>> START GIVEN DATA

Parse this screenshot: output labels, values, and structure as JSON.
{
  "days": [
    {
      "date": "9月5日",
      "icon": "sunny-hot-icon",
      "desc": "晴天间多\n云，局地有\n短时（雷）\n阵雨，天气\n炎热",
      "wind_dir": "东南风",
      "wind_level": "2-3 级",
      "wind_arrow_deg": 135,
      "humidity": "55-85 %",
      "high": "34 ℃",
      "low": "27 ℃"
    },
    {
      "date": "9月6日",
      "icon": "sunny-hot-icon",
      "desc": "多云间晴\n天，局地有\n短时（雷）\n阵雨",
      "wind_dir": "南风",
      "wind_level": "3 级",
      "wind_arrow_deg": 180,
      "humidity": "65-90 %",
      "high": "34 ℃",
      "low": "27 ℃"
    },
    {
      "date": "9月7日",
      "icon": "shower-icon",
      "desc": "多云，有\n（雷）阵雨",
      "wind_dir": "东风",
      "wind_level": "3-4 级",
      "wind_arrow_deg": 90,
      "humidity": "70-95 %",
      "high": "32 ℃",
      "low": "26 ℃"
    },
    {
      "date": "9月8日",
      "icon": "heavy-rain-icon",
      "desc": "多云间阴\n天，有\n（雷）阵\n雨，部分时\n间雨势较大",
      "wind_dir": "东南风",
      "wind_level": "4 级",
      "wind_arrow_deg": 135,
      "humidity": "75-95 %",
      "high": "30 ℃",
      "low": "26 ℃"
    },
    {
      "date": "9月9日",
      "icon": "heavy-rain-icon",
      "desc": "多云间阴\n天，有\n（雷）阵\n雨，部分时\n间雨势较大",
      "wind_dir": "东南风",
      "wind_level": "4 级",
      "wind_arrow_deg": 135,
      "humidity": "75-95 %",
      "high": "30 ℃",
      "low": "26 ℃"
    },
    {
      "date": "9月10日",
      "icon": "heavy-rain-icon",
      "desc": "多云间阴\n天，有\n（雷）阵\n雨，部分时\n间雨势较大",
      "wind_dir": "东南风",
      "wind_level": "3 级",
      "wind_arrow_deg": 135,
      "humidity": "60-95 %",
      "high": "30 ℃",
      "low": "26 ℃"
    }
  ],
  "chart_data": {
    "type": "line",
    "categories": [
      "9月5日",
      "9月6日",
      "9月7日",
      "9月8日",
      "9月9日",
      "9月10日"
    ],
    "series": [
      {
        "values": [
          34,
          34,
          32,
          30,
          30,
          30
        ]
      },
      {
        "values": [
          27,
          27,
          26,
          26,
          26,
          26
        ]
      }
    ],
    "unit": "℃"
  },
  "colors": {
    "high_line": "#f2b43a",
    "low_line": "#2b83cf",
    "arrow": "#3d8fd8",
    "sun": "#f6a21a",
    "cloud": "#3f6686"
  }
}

>> END GIVEN DATA

- SHORT EXERCISE:
Pull out each line of the records holding the string "humidity".

- EXERCISE OUTPUT:
      "humidity": "55-85 %",
      "humidity": "65-90 %",
      "humidity": "70-95 %",
      "humidity": "75-95 %",
      "humidity": "75-95 %",
      "humidity": "60-95 %",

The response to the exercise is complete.